[Stored records]
Begin

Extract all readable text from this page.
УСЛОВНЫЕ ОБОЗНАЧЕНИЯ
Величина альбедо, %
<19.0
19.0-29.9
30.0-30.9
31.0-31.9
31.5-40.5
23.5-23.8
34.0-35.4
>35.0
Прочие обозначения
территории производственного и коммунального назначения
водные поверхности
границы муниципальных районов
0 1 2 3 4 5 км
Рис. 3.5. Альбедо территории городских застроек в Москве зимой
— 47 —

End

- **What is needed**
Set down all of the data above, word for word.

- **Output**
Extract all readable text from this page.
УСЛОВНЫЕ ОБОЗНАЧЕНИЯ
Величина альбедо, %
<19.0
19.0-29.9
30.0-30.9
31.0-31.9
31.5-40.5
23.5-23.8
34.0-35.4
>35.0
Прочие обозначения
территории производственного и коммунального назначения
водные поверхности
границы муниципальных районов
0 1 2 3 4 5 км
Рис. 3.5. Альбедо территории городских застроек в Москве зимой
— 47 —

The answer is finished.